Repeat the whole listing below, word for word.

• [Figure contents as structured data]:
--------------------
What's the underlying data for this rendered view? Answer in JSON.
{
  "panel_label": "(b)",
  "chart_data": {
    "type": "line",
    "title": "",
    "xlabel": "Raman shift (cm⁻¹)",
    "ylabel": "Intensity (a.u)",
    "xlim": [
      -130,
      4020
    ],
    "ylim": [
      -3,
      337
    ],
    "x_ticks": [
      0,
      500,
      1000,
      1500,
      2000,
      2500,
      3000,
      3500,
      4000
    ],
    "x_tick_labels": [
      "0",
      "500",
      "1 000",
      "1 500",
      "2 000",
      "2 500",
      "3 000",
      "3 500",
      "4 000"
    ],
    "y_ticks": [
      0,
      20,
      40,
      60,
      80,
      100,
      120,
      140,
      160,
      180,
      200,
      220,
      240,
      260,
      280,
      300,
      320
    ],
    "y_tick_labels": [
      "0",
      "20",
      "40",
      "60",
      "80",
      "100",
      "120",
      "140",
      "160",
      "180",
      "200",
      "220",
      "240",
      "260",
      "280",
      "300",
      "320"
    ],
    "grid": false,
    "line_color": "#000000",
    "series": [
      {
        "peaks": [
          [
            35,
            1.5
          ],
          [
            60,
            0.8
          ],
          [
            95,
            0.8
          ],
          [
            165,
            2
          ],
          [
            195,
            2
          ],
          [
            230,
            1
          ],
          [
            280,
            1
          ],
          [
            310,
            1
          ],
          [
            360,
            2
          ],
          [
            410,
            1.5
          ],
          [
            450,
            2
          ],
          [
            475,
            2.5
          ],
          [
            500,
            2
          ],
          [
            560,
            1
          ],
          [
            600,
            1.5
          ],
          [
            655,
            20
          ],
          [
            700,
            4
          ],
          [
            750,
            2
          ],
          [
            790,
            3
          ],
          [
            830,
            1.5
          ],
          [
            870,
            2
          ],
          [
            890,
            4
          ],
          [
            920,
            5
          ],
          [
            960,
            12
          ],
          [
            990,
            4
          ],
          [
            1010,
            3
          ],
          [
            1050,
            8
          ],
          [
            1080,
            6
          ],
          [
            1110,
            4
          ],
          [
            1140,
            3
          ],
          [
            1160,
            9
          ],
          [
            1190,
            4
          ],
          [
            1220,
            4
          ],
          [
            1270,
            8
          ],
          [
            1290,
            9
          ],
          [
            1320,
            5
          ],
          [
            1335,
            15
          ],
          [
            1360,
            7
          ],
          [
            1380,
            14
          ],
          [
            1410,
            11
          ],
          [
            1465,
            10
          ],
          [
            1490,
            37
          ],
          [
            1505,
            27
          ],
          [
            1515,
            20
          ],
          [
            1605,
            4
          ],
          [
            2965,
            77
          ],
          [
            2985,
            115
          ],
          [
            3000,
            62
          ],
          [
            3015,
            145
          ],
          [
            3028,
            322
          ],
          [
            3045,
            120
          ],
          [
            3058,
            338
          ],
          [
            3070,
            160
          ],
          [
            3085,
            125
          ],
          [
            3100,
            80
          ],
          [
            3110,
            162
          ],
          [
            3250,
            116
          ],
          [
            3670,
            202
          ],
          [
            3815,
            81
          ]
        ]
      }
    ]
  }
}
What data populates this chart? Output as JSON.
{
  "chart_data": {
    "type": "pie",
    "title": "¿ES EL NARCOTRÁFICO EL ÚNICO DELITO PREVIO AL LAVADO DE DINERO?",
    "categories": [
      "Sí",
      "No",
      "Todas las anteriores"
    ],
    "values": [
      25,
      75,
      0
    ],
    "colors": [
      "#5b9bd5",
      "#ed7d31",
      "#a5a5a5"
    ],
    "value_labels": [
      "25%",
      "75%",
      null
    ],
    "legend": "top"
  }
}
--------------------
• [EXERCISE RESPONSE]:
What's the underlying data for this rendered view? Answer in JSON.
{
  "panel_label": "(b)",
  "chart_data": {
    "type": "line",
    "title": "",
    "xlabel": "Raman shift (cm⁻¹)",
    "ylabel": "Intensity (a.u)",
    "xlim": [
      -130,
      4020
    ],
    "ylim": [
      -3,
      337
    ],
    "x_ticks": [
      0,
      500,
      1000,
      1500,
      2000,
      2500,
      3000,
      3500,
      4000
    ],
    "x_tick_labels": [
      "0",
      "500",
      "1 000",
      "1 500",
      "2 000",
      "2 500",
      "3 000",
      "3 500",
      "4 000"
    ],
    "y_ticks": [
      0,
      20,
      40,
      60,
      80,
      100,
      120,
      140,
      160,
      180,
      200,
      220,
      240,
      260,
      280,
      300,
      320
    ],
    "y_tick_labels": [
      "0",
      "20",
      "40",
      "60",
      "80",
      "100",
      "120",
      "140",
      "160",
      "180",
      "200",
      "220",
      "240",
      "260",
      "280",
      "300",
      "320"
    ],
    "grid": false,
    "line_color": "#000000",
    "series": [
      {
        "peaks": [
          [
            35,
            1.5
          ],
          [
            60,
            0.8
          ],
          [
            95,
            0.8
          ],
          [
            165,
            2
          ],
          [
            195,
            2
          ],
          [
            230,
            1
          ],
          [
            280,
            1
          ],
          [
            310,
            1
          ],
          [
            360,
            2
          ],
          [
            410,
            1.5
          ],
          [
            450,
            2
          ],
          [
            475,
            2.5
          ],
          [
            500,
            2
          ],
          [
            560,
            1
          ],
          [
            600,
            1.5
          ],
          [
            655,
            20
          ],
          [
            700,
            4
          ],
          [
            750,
            2
          ],
          [
            790,
            3
          ],
          [
            830,
            1.5
          ],
          [
            870,
            2
          ],
          [
            890,
            4
          ],
          [
            920,
            5
          ],
          [
            960,
            12
          ],
          [
            990,
            4
          ],
          [
            1010,
            3
          ],
          [
            1050,
            8
          ],
          [
            1080,
            6
          ],
          [
            1110,
            4
          ],
          [
            1140,
            3
          ],
          [
            1160,
            9
          ],
          [
            1190,
            4
          ],
          [
            1220,
            4
          ],
          [
            1270,
            8
          ],
          [
            1290,
            9
          ],
          [
            1320,
            5
          ],
          [
            1335,
            15
          ],
          [
            1360,
            7
          ],
          [
            1380,
            14
          ],
          [
            1410,
            11
          ],
          [
            1465,
            10
          ],
          [
            1490,
            37
          ],
          [
            1505,
            27
          ],
          [
            1515,
            20
          ],
          [
            1605,
            4
          ],
          [
            2965,
            77
          ],
          [
            2985,
            115
          ],
          [
            3000,
            62
          ],
          [
            3015,
            145
          ],
          [
            3028,
            322
          ],
          [
            3045,
            120
          ],
          [
            3058,
            338
          ],
          [
            3070,
            160
          ],
          [
            3085,
            125
          ],
          [
            3100,
            80
          ],
          [
            3110,
            162
          ],
          [
            3250,
            116
          ],
          [
            3670,
            202
          ],
          [
            3815,
            81
          ]
        ]
      }
    ]
  }
}
What data populates this chart? Output as JSON.
{
  "chart_data": {
    "type": "pie",
    "title": "¿ES EL NARCOTRÁFICO EL ÚNICO DELITO PREVIO AL LAVADO DE DINERO?",
    "categories": [
      "Sí",
      "No",
      "Todas las anteriores"
    ],
    "values": [
      25,
      75,
      0
    ],
    "colors": [
      "#5b9bd5",
      "#ed7d31",
      "#a5a5a5"
    ],
    "value_labels": [
      "25%",
      "75%",
      null
    ],
    "legend": "top"
  }
}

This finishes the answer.